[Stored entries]
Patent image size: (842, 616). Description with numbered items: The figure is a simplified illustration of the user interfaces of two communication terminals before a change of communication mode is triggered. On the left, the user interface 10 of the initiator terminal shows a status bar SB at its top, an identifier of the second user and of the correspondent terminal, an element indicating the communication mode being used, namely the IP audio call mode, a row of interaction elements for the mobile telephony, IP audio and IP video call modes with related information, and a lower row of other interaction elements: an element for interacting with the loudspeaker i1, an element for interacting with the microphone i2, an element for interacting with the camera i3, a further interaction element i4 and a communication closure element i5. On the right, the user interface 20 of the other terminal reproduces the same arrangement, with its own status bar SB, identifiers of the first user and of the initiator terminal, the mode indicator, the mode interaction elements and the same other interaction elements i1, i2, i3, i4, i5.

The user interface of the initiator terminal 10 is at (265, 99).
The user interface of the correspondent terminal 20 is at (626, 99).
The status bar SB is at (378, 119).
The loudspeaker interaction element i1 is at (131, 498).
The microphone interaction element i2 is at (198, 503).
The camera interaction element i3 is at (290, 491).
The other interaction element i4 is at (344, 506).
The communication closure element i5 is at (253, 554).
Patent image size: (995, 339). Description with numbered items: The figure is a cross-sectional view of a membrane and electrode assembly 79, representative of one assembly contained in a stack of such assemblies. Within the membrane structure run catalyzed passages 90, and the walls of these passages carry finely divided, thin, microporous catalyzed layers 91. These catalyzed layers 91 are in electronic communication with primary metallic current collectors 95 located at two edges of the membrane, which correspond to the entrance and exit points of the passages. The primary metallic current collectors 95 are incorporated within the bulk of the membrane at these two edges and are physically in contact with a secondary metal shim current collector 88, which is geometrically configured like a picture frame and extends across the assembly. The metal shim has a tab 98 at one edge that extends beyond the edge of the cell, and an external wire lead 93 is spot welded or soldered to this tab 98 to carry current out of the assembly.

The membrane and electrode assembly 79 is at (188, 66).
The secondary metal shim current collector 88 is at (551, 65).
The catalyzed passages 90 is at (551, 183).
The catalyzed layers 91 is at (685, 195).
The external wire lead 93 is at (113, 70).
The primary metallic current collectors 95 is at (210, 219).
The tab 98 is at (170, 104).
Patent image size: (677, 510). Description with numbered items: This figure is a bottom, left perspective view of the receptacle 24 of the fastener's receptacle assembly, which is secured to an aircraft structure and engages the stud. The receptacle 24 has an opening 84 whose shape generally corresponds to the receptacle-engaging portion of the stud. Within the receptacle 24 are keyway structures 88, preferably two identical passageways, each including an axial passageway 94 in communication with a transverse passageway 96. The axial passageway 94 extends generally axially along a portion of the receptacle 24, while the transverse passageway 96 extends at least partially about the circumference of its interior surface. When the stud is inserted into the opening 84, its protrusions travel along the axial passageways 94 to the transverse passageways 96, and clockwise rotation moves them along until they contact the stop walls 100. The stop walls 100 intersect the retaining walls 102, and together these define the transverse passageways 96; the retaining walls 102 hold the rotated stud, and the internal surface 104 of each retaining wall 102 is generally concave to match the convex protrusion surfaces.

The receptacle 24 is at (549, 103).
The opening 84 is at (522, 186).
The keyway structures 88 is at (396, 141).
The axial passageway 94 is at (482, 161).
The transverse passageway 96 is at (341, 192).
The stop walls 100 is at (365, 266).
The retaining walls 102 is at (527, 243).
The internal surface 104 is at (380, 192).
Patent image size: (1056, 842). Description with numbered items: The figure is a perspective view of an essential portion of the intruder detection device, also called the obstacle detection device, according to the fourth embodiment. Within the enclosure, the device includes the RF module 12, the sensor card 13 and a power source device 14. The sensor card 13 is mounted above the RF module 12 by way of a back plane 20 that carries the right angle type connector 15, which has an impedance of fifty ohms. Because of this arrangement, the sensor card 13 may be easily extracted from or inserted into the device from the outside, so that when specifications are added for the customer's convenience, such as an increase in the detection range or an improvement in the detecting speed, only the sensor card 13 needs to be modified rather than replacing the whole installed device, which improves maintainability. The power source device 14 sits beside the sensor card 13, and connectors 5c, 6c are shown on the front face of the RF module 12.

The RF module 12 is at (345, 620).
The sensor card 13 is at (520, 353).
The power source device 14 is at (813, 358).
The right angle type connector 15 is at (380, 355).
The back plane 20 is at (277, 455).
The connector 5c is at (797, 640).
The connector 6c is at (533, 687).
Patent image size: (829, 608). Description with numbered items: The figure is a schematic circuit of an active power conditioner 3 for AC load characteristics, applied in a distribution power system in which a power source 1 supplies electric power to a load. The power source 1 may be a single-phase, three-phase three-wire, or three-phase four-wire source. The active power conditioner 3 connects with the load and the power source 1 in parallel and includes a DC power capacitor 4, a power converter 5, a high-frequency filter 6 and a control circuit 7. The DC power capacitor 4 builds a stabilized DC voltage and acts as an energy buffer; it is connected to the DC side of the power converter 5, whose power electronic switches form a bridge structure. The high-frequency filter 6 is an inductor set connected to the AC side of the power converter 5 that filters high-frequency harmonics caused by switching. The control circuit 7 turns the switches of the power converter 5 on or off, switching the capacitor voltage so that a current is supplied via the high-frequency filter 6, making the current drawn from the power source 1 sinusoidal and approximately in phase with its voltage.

◆ **Goal**: Rewrite the stretch from the line containing "Patent image size: (995, 339)." through the line containing "The tab 98 is at (170, 104).", putting "section view" in place of "cross-sectional view" and leaving everything else unchanged.

◆ **Complete response**:
Patent image size: (995, 339). Description with numbered items: The figure is a section view of a membrane and electrode assembly 79, representative of one assembly contained in a stack of such assemblies. Within the membrane structure run catalyzed passages 90, and the walls of these passages carry finely divided, thin, microporous catalyzed layers 91. These catalyzed layers 91 are in electronic communication with primary metallic current collectors 95 located at two edges of the membrane, which correspond to the entrance and exit points of the passages. The primary metallic current collectors 95 are incorporated within the bulk of the membrane at these two edges and are physically in contact with a secondary metal shim current collector 88, which is geometrically configured like a picture frame and extends across the assembly. The metal shim has a tab 98 at one edge that extends beyond the edge of the cell, and an external wire lead 93 is spot welded or soldered to this tab 98 to carry current out of the assembly.

The membrane and electrode assembly 79 is at (188, 66).
The secondary metal shim current collector 88 is at (551, 65).
The catalyzed passages 90 is at (551, 183).
The catalyzed layers 91 is at (685, 195).
The external wire lead 93 is at (113, 70).
The primary metallic current collectors 95 is at (210, 219).
The tab 98 is at (170, 104).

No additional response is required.